┌──

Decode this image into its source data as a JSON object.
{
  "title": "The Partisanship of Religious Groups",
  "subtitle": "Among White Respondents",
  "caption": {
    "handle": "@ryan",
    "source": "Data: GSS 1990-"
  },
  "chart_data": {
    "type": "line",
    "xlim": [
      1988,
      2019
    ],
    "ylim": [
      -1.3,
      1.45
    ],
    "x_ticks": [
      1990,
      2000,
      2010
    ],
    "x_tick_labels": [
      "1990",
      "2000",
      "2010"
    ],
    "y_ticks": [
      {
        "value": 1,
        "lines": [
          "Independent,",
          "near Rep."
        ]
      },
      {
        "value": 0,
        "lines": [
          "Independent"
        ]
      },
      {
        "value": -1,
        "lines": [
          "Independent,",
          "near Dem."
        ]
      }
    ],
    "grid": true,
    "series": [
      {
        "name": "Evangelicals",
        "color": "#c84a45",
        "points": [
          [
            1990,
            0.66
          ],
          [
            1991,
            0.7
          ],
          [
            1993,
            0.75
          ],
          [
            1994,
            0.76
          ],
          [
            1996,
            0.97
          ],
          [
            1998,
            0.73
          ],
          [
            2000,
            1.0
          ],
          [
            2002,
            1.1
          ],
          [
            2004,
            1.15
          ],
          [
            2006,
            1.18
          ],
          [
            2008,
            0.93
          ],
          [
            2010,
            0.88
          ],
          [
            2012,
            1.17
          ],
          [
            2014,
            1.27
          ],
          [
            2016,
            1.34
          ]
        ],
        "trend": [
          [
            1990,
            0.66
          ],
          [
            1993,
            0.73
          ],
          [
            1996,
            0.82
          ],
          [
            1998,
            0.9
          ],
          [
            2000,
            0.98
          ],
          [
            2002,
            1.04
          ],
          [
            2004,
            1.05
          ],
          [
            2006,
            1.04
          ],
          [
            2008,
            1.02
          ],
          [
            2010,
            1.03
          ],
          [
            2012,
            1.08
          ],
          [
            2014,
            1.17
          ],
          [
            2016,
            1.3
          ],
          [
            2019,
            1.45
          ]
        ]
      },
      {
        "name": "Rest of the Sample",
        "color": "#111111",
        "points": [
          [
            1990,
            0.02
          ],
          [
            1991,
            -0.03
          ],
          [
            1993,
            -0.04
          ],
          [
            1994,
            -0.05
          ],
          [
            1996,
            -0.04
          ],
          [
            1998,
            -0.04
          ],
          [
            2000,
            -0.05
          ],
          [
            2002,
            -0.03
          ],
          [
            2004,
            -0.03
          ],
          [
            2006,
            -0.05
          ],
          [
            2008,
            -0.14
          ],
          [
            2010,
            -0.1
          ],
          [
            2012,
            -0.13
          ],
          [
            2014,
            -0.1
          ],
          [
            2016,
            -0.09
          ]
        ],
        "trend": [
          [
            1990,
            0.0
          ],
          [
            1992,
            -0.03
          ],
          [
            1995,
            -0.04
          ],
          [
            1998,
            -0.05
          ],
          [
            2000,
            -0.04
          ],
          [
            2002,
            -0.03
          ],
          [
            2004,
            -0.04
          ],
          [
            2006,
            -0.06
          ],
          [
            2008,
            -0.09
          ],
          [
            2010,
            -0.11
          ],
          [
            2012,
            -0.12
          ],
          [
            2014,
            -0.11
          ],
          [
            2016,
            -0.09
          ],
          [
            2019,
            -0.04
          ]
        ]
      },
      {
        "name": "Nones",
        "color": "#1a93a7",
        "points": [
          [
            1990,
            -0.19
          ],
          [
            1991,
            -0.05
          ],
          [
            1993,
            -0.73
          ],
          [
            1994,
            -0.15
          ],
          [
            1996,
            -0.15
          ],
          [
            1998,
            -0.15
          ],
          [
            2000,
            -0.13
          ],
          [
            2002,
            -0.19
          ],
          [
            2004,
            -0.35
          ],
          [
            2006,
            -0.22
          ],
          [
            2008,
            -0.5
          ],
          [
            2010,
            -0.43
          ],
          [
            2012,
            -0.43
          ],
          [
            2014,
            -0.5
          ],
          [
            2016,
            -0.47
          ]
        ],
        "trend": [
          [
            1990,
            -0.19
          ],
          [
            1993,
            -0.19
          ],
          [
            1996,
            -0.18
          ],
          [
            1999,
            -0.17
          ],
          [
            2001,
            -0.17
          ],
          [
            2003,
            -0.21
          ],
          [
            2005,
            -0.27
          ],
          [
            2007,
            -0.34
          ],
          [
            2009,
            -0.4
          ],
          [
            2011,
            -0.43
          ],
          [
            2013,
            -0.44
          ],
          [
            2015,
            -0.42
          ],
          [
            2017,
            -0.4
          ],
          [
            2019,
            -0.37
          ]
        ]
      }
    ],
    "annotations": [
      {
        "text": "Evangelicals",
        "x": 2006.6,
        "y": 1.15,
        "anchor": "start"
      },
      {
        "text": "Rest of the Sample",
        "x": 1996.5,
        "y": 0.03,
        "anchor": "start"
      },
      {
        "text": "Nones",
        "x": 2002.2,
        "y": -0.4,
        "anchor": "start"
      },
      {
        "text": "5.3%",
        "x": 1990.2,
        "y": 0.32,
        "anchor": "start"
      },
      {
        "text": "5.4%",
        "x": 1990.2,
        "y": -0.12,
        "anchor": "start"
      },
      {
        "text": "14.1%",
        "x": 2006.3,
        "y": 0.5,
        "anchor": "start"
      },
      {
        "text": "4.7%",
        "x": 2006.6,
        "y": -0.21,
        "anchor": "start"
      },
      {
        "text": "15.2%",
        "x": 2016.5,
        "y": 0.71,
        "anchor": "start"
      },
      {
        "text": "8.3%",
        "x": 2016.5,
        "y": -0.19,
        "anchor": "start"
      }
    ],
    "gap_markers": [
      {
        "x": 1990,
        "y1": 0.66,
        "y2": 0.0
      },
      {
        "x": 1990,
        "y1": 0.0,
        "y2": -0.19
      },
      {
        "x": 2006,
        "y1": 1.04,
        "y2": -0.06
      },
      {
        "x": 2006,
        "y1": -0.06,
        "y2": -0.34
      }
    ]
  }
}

└──

* _Requirement_
Once more, set down the full listing, verbatim.

* _Correct answer_
Decode this image into its source data as a JSON object.
{
  "title": "The Partisanship of Religious Groups",
  "subtitle": "Among White Respondents",
  "caption": {
    "handle": "@ryan",
    "source": "Data: GSS 1990-"
  },
  "chart_data": {
    "type": "line",
    "xlim": [
      1988,
      2019
    ],
    "ylim": [
      -1.3,
      1.45
    ],
    "x_ticks": [
      1990,
      2000,
      2010
    ],
    "x_tick_labels": [
      "1990",
      "2000",
      "2010"
    ],
    "y_ticks": [
      {
        "value": 1,
        "lines": [
          "Independent,",
          "near Rep."
        ]
      },
      {
        "value": 0,
        "lines": [
          "Independent"
        ]
      },
      {
        "value": -1,
        "lines": [
          "Independent,",
          "near Dem."
        ]
      }
    ],
    "grid": true,
    "series": [
      {
        "name": "Evangelicals",
        "color": "#c84a45",
        "points": [
          [
            1990,
            0.66
          ],
          [
            1991,
            0.7
          ],
          [
            1993,
            0.75
          ],
          [
            1994,
            0.76
          ],
          [
            1996,
            0.97
          ],
          [
            1998,
            0.73
          ],
          [
            2000,
            1.0
          ],
          [
            2002,
            1.1
          ],
          [
            2004,
            1.15
          ],
          [
            2006,
            1.18
          ],
          [
            2008,
            0.93
          ],
          [
            2010,
            0.88
          ],
          [
            2012,
            1.17
          ],
          [
            2014,
            1.27
          ],
          [
            2016,
            1.34
          ]
        ],
        "trend": [
          [
            1990,
            0.66
          ],
          [
            1993,
            0.73
          ],
          [
            1996,
            0.82
          ],
          [
            1998,
            0.9
          ],
          [
            2000,
            0.98
          ],
          [
            2002,
            1.04
          ],
          [
            2004,
            1.05
          ],
          [
            2006,
            1.04
          ],
          [
            2008,
            1.02
          ],
          [
            2010,
            1.03
          ],
          [
            2012,
            1.08
          ],
          [
            2014,
            1.17
          ],
          [
            2016,
            1.3
          ],
          [
            2019,
            1.45
          ]
        ]
      },
      {
        "name": "Rest of the Sample",
        "color": "#111111",
        "points": [
          [
            1990,
            0.02
          ],
          [
            1991,
            -0.03
          ],
          [
            1993,
            -0.04
          ],
          [
            1994,
            -0.05
          ],
          [
            1996,
            -0.04
          ],
          [
            1998,
            -0.04
          ],
          [
            2000,
            -0.05
          ],
          [
            2002,
            -0.03
          ],
          [
            2004,
            -0.03
          ],
          [
            2006,
            -0.05
          ],
          [
            2008,
            -0.14
          ],
          [
            2010,
            -0.1
          ],
          [
            2012,
            -0.13
          ],
          [
            2014,
            -0.1
          ],
          [
            2016,
            -0.09
          ]
        ],
        "trend": [
          [
            1990,
            0.0
          ],
          [
            1992,
            -0.03
          ],
          [
            1995,
            -0.04
          ],
          [
            1998,
            -0.05
          ],
          [
            2000,
            -0.04
          ],
          [
            2002,
            -0.03
          ],
          [
            2004,
            -0.04
          ],
          [
            2006,
            -0.06
          ],
          [
            2008,
            -0.09
          ],
          [
            2010,
            -0.11
          ],
          [
            2012,
            -0.12
          ],
          [
            2014,
            -0.11
          ],
          [
            2016,
            -0.09
          ],
          [
            2019,
            -0.04
          ]
        ]
      },
      {
        "name": "Nones",
        "color": "#1a93a7",
        "points": [
          [
            1990,
            -0.19
          ],
          [
            1991,
            -0.05
          ],
          [
            1993,
            -0.73
          ],
          [
            1994,
            -0.15
          ],
          [
            1996,
            -0.15
          ],
          [
            1998,
            -0.15
          ],
          [
            2000,
            -0.13
          ],
          [
            2002,
            -0.19
          ],
          [
            2004,
            -0.35
          ],
          [
            2006,
            -0.22
          ],
          [
            2008,
            -0.5
          ],
          [
            2010,
            -0.43
          ],
          [
            2012,
            -0.43
          ],
          [
            2014,
            -0.5
          ],
          [
            2016,
            -0.47
          ]
        ],
        "trend": [
          [
            1990,
            -0.19
          ],
          [
            1993,
            -0.19
          ],
          [
            1996,
            -0.18
          ],
          [
            1999,
            -0.17
          ],
          [
            2001,
            -0.17
          ],
          [
            2003,
            -0.21
          ],
          [
            2005,
            -0.27
          ],
          [
            2007,
            -0.34
          ],
          [
            2009,
            -0.4
          ],
          [
            2011,
            -0.43
          ],
          [
            2013,
            -0.44
          ],
          [
            2015,
            -0.42
          ],
          [
            2017,
            -0.4
          ],
          [
            2019,
            -0.37
          ]
        ]
      }
    ],
    "annotations": [
      {
        "text": "Evangelicals",
        "x": 2006.6,
        "y": 1.15,
        "anchor": "start"
      },
      {
        "text": "Rest of the Sample",
        "x": 1996.5,
        "y": 0.03,
        "anchor": "start"
      },
      {
        "text": "Nones",
        "x": 2002.2,
        "y": -0.4,
        "anchor": "start"
      },
      {
        "text": "5.3%",
        "x": 1990.2,
        "y": 0.32,
        "anchor": "start"
      },
      {
        "text": "5.4%",
        "x": 1990.2,
        "y": -0.12,
        "anchor": "start"
      },
      {
        "text": "14.1%",
        "x": 2006.3,
        "y": 0.5,
        "anchor": "start"
      },
      {
        "text": "4.7%",
        "x": 2006.6,
        "y": -0.21,
        "anchor": "start"
      },
      {
        "text": "15.2%",
        "x": 2016.5,
        "y": 0.71,
        "anchor": "start"
      },
      {
        "text": "8.3%",
        "x": 2016.5,
        "y": -0.19,
        "anchor": "start"
      }
    ],
    "gap_markers": [
      {
        "x": 1990,
        "y1": 0.66,
        "y2": 0.0
      },
      {
        "x": 1990,
        "y1": 0.0,
        "y2": -0.19
      },
      {
        "x": 2006,
        "y1": 1.04,
        "y2": -0.06
      },
      {
        "x": 2006,
        "y1": -0.06,
        "y2": -0.34
      }
    ]
  }
}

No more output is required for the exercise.